*Problem statement*:
Write out every entry exactly as it stands.

Records:
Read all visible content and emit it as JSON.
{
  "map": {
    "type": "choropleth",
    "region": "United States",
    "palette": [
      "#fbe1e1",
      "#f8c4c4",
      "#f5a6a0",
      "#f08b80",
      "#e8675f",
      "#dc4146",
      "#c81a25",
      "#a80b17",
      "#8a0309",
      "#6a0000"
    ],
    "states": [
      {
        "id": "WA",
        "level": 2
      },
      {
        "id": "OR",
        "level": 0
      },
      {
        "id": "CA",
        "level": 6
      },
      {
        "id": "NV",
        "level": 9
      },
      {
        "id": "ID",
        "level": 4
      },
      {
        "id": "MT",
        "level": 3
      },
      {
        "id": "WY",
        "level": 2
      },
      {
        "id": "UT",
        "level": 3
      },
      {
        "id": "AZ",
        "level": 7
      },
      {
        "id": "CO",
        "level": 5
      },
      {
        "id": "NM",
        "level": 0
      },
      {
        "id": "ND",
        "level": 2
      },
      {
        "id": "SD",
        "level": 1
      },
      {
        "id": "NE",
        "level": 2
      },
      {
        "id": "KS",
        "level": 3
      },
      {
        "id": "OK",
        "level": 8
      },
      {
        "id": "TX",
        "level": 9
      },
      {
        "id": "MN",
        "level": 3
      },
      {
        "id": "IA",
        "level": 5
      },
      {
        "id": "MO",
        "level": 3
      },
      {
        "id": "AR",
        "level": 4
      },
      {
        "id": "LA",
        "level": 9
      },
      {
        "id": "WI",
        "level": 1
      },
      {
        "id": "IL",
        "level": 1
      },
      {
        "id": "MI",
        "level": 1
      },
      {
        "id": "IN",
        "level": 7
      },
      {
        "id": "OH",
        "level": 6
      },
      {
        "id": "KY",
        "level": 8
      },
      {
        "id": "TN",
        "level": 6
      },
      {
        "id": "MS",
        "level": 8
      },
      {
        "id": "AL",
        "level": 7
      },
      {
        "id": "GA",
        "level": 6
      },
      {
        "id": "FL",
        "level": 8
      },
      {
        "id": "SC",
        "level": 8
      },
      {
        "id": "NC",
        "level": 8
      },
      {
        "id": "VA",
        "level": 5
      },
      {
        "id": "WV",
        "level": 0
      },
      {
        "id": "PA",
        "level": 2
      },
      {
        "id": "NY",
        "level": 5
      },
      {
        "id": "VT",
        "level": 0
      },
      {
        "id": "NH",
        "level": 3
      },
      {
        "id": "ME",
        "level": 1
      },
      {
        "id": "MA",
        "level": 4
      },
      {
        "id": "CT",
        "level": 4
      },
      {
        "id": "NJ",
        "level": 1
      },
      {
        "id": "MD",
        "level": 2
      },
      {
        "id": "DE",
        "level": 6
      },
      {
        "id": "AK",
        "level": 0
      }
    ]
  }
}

*Result of this exercise*:
Read all visible content and emit it as JSON.
{
  "map": {
    "type": "choropleth",
    "region": "United States",
    "palette": [
      "#fbe1e1",
      "#f8c4c4",
      "#f5a6a0",
      "#f08b80",
      "#e8675f",
      "#dc4146",
      "#c81a25",
      "#a80b17",
      "#8a0309",
      "#6a0000"
    ],
    "states": [
      {
        "id": "WA",
        "level": 2
      },
      {
        "id": "OR",
        "level": 0
      },
      {
        "id": "CA",
        "level": 6
      },
      {
        "id": "NV",
        "level": 9
      },
      {
        "id": "ID",
        "level": 4
      },
      {
        "id": "MT",
        "level": 3
      },
      {
        "id": "WY",
        "level": 2
      },
      {
        "id": "UT",
        "level": 3
      },
      {
        "id": "AZ",
        "level": 7
      },
      {
        "id": "CO",
        "level": 5
      },
      {
        "id": "NM",
        "level": 0
      },
      {
        "id": "ND",
        "level": 2
      },
      {
        "id": "SD",
        "level": 1
      },
      {
        "id": "NE",
        "level": 2
      },
      {
        "id": "KS",
        "level": 3
      },
      {
        "id": "OK",
        "level": 8
      },
      {
        "id": "TX",
        "level": 9
      },
      {
        "id": "MN",
        "level": 3
      },
      {
        "id": "IA",
        "level": 5
      },
      {
        "id": "MO",
        "level": 3
      },
      {
        "id": "AR",
        "level": 4
      },
      {
        "id": "LA",
        "level": 9
      },
      {
        "id": "WI",
        "level": 1
      },
      {
        "id": "IL",
        "level": 1
      },
      {
        "id": "MI",
        "level": 1
      },
      {
        "id": "IN",
        "level": 7
      },
      {
        "id": "OH",
        "level": 6
      },
      {
        "id": "KY",
        "level": 8
      },
      {
        "id": "TN",
        "level": 6
      },
      {
        "id": "MS",
        "level": 8
      },
      {
        "id": "AL",
        "level": 7
      },
      {
        "id": "GA",
        "level": 6
      },
      {
        "id": "FL",
        "level": 8
      },
      {
        "id": "SC",
        "level": 8
      },
      {
        "id": "NC",
        "level": 8
      },
      {
        "id": "VA",
        "level": 5
      },
      {
        "id": "WV",
        "level": 0
      },
      {
        "id": "PA",
        "level": 2
      },
      {
        "id": "NY",
        "level": 5
      },
      {
        "id": "VT",
        "level": 0
      },
      {
        "id": "NH",
        "level": 3
      },
      {
        "id": "ME",
        "level": 1
      },
      {
        "id": "MA",
        "level": 4
      },
      {
        "id": "CT",
        "level": 4
      },
      {
        "id": "NJ",
        "level": 1
      },
      {
        "id": "MD",
        "level": 2
      },
      {
        "id": "DE",
        "level": 6
      },
      {
        "id": "AK",
        "level": 0
      }
    ]
  }
}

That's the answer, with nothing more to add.